TASK REQUIREMENTS — Copy out all of the data below with no alterations.

---------- AVAILABLE RECORDS ----------

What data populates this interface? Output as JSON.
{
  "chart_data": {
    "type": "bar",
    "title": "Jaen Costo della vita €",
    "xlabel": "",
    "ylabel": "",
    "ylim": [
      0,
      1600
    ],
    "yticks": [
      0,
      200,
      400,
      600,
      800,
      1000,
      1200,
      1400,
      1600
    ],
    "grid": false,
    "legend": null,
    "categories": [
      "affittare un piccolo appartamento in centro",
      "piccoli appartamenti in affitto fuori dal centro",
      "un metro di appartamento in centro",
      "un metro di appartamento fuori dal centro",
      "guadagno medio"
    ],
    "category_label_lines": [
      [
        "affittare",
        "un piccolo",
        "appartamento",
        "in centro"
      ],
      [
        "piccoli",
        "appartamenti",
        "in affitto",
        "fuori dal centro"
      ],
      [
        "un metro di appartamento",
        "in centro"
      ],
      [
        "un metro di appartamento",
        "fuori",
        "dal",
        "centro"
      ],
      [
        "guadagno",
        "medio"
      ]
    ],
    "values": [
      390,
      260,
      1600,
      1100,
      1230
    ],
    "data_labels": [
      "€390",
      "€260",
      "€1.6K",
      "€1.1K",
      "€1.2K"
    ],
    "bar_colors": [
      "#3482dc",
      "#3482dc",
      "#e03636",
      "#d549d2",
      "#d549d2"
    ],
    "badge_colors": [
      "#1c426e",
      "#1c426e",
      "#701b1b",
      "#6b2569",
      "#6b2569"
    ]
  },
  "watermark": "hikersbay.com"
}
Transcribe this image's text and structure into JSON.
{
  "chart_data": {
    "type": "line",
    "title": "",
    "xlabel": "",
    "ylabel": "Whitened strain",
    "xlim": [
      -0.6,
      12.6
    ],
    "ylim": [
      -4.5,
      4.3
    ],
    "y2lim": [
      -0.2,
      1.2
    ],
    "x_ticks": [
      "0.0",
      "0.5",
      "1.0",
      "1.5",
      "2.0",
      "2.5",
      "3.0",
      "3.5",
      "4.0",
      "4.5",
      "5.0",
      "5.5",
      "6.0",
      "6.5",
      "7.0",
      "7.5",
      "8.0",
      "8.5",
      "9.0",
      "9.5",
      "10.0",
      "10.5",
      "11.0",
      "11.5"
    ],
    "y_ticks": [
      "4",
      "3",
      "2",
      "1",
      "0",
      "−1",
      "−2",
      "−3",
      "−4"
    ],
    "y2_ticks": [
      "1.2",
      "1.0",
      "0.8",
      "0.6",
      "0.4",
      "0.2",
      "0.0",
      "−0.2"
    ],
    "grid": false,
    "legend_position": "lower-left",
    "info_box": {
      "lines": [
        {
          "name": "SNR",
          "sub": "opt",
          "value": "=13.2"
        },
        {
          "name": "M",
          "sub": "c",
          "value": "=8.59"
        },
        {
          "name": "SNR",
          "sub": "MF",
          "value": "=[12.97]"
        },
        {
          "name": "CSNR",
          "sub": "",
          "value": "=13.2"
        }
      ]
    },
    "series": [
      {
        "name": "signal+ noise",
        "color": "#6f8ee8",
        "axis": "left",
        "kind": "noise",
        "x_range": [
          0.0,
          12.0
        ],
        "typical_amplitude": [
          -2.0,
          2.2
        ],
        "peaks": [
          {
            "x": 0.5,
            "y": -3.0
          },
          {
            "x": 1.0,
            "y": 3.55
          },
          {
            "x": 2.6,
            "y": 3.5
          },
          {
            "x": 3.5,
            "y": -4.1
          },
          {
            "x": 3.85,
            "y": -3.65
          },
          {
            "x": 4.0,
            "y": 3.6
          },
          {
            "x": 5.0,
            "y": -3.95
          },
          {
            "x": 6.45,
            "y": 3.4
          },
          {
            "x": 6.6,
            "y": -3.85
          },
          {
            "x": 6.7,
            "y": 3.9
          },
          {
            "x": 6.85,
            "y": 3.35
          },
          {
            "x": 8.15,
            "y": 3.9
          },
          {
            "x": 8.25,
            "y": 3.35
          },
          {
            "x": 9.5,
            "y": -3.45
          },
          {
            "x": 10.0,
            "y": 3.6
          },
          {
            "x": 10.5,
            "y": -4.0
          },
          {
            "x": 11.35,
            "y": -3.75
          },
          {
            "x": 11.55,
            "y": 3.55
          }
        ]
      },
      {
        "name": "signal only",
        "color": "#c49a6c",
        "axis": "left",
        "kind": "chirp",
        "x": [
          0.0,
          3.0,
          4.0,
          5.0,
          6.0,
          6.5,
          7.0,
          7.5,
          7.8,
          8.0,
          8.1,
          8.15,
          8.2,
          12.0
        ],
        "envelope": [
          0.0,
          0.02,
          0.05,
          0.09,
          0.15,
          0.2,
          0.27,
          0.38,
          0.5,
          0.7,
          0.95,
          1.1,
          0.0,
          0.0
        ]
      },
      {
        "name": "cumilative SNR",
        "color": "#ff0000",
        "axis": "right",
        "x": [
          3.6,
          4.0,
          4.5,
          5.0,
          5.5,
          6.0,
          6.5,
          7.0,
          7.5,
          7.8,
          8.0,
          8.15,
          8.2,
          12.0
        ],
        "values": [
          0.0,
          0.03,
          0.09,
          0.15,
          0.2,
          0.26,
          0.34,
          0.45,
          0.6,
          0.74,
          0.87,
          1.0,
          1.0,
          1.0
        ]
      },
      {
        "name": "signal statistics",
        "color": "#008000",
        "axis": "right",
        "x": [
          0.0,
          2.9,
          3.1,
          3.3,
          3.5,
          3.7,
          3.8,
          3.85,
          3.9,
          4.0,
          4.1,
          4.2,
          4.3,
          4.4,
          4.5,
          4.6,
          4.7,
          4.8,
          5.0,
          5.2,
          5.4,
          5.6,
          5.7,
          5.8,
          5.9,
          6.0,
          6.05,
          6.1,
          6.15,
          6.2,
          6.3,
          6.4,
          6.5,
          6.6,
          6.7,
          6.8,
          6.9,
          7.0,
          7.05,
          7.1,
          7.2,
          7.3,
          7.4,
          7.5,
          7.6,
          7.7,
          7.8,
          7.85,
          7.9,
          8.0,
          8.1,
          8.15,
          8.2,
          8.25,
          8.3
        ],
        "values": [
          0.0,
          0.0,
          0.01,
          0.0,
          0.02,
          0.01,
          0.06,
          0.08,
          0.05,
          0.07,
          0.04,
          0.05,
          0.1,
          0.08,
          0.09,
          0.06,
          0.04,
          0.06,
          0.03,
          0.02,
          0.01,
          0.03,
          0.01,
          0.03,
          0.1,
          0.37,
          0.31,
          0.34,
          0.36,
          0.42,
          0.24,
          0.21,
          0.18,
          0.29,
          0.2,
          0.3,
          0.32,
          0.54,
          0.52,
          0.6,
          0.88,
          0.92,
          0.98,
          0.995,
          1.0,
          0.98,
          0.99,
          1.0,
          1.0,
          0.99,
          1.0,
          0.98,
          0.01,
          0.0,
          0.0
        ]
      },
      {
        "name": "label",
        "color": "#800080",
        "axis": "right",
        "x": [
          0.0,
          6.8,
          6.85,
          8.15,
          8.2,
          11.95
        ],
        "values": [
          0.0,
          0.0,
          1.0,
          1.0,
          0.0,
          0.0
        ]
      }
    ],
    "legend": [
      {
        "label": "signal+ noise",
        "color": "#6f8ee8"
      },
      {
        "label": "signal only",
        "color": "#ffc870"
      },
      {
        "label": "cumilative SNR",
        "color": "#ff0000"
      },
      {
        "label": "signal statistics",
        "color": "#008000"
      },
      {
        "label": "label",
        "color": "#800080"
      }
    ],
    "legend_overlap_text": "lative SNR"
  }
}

----------

ANSWER TO THE EXERCISE —
What data populates this interface? Output as JSON.
{
  "chart_data": {
    "type": "bar",
    "title": "Jaen Costo della vita €",
    "xlabel": "",
    "ylabel": "",
    "ylim": [
      0,
      1600
    ],
    "yticks": [
      0,
      200,
      400,
      600,
      800,
      1000,
      1200,
      1400,
      1600
    ],
    "grid": false,
    "legend": null,
    "categories": [
      "affittare un piccolo appartamento in centro",
      "piccoli appartamenti in affitto fuori dal centro",
      "un metro di appartamento in centro",
      "un metro di appartamento fuori dal centro",
      "guadagno medio"
    ],
    "category_label_lines": [
      [
        "affittare",
        "un piccolo",
        "appartamento",
        "in centro"
      ],
      [
        "piccoli",
        "appartamenti",
        "in affitto",
        "fuori dal centro"
      ],
      [
        "un metro di appartamento",
        "in centro"
      ],
      [
        "un metro di appartamento",
        "fuori",
        "dal",
        "centro"
      ],
      [
        "guadagno",
        "medio"
      ]
    ],
    "values": [
      390,
      260,
      1600,
      1100,
      1230
    ],
    "data_labels": [
      "€390",
      "€260",
      "€1.6K",
      "€1.1K",
      "€1.2K"
    ],
    "bar_colors": [
      "#3482dc",
      "#3482dc",
      "#e03636",
      "#d549d2",
      "#d549d2"
    ],
    "badge_colors": [
      "#1c426e",
      "#1c426e",
      "#701b1b",
      "#6b2569",
      "#6b2569"
    ]
  },
  "watermark": "hikersbay.com"
}
Transcribe this image's text and structure into JSON.
{
  "chart_data": {
    "type": "line",
    "title": "",
    "xlabel": "",
    "ylabel": "Whitened strain",
    "xlim": [
      -0.6,
      12.6
    ],
    "ylim": [
      -4.5,
      4.3
    ],
    "y2lim": [
      -0.2,
      1.2
    ],
    "x_ticks": [
      "0.0",
      "0.5",
      "1.0",
      "1.5",
      "2.0",
      "2.5",
      "3.0",
      "3.5",
      "4.0",
      "4.5",
      "5.0",
      "5.5",
      "6.0",
      "6.5",
      "7.0",
      "7.5",
      "8.0",
      "8.5",
      "9.0",
      "9.5",
      "10.0",
      "10.5",
      "11.0",
      "11.5"
    ],
    "y_ticks": [
      "4",
      "3",
      "2",
      "1",
      "0",
      "−1",
      "−2",
      "−3",
      "−4"
    ],
    "y2_ticks": [
      "1.2",
      "1.0",
      "0.8",
      "0.6",
      "0.4",
      "0.2",
      "0.0",
      "−0.2"
    ],
    "grid": false,
    "legend_position": "lower-left",
    "info_box": {
      "lines": [
        {
          "name": "SNR",
          "sub": "opt",
          "value": "=13.2"
        },
        {
          "name": "M",
          "sub": "c",
          "value": "=8.59"
        },
        {
          "name": "SNR",
          "sub": "MF",
          "value": "=[12.97]"
        },
        {
          "name": "CSNR",
          "sub": "",
          "value": "=13.2"
        }
      ]
    },
    "series": [
      {
        "name": "signal+ noise",
        "color": "#6f8ee8",
        "axis": "left",
        "kind": "noise",
        "x_range": [
          0.0,
          12.0
        ],
        "typical_amplitude": [
          -2.0,
          2.2
        ],
        "peaks": [
          {
            "x": 0.5,
            "y": -3.0
          },
          {
            "x": 1.0,
            "y": 3.55
          },
          {
            "x": 2.6,
            "y": 3.5
          },
          {
            "x": 3.5,
            "y": -4.1
          },
          {
            "x": 3.85,
            "y": -3.65
          },
          {
            "x": 4.0,
            "y": 3.6
          },
          {
            "x": 5.0,
            "y": -3.95
          },
          {
            "x": 6.45,
            "y": 3.4
          },
          {
            "x": 6.6,
            "y": -3.85
          },
          {
            "x": 6.7,
            "y": 3.9
          },
          {
            "x": 6.85,
            "y": 3.35
          },
          {
            "x": 8.15,
            "y": 3.9
          },
          {
            "x": 8.25,
            "y": 3.35
          },
          {
            "x": 9.5,
            "y": -3.45
          },
          {
            "x": 10.0,
            "y": 3.6
          },
          {
            "x": 10.5,
            "y": -4.0
          },
          {
            "x": 11.35,
            "y": -3.75
          },
          {
            "x": 11.55,
            "y": 3.55
          }
        ]
      },
      {
        "name": "signal only",
        "color": "#c49a6c",
        "axis": "left",
        "kind": "chirp",
        "x": [
          0.0,
          3.0,
          4.0,
          5.0,
          6.0,
          6.5,
          7.0,
          7.5,
          7.8,
          8.0,
          8.1,
          8.15,
          8.2,
          12.0
        ],
        "envelope": [
          0.0,
          0.02,
          0.05,
          0.09,
          0.15,
          0.2,
          0.27,
          0.38,
          0.5,
          0.7,
          0.95,
          1.1,
          0.0,
          0.0
        ]
      },
      {
        "name": "cumilative SNR",
        "color": "#ff0000",
        "axis": "right",
        "x": [
          3.6,
          4.0,
          4.5,
          5.0,
          5.5,
          6.0,
          6.5,
          7.0,
          7.5,
          7.8,
          8.0,
          8.15,
          8.2,
          12.0
        ],
        "values": [
          0.0,
          0.03,
          0.09,
          0.15,
          0.2,
          0.26,
          0.34,
          0.45,
          0.6,
          0.74,
          0.87,
          1.0,
          1.0,
          1.0
        ]
      },
      {
        "name": "signal statistics",
        "color": "#008000",
        "axis": "right",
        "x": [
          0.0,
          2.9,
          3.1,
          3.3,
          3.5,
          3.7,
          3.8,
          3.85,
          3.9,
          4.0,
          4.1,
          4.2,
          4.3,
          4.4,
          4.5,
          4.6,
          4.7,
          4.8,
          5.0,
          5.2,
          5.4,
          5.6,
          5.7,
          5.8,
          5.9,
          6.0,
          6.05,
          6.1,
          6.15,
          6.2,
          6.3,
          6.4,
          6.5,
          6.6,
          6.7,
          6.8,
          6.9,
          7.0,
          7.05,
          7.1,
          7.2,
          7.3,
          7.4,
          7.5,
          7.6,
          7.7,
          7.8,
          7.85,
          7.9,
          8.0,
          8.1,
          8.15,
          8.2,
          8.25,
          8.3
        ],
        "values": [
          0.0,
          0.0,
          0.01,
          0.0,
          0.02,
          0.01,
          0.06,
          0.08,
          0.05,
          0.07,
          0.04,
          0.05,
          0.1,
          0.08,
          0.09,
          0.06,
          0.04,
          0.06,
          0.03,
          0.02,
          0.01,
          0.03,
          0.01,
          0.03,
          0.1,
          0.37,
          0.31,
          0.34,
          0.36,
          0.42,
          0.24,
          0.21,
          0.18,
          0.29,
          0.2,
          0.3,
          0.32,
          0.54,
          0.52,
          0.6,
          0.88,
          0.92,
          0.98,
          0.995,
          1.0,
          0.98,
          0.99,
          1.0,
          1.0,
          0.99,
          1.0,
          0.98,
          0.01,
          0.0,
          0.0
        ]
      },
      {
        "name": "label",
        "color": "#800080",
        "axis": "right",
        "x": [
          0.0,
          6.8,
          6.85,
          8.15,
          8.2,
          11.95
        ],
        "values": [
          0.0,
          0.0,
          1.0,
          1.0,
          0.0,
          0.0
        ]
      }
    ],
    "legend": [
      {
        "label": "signal+ noise",
        "color": "#6f8ee8"
      },
      {
        "label": "signal only",
        "color": "#ffc870"
      },
      {
        "label": "cumilative SNR",
        "color": "#ff0000"
      },
      {
        "label": "signal statistics",
        "color": "#008000"
      },
      {
        "label": "label",
        "color": "#800080"
      }
    ],
    "legend_overlap_text": "lative SNR"
  }
}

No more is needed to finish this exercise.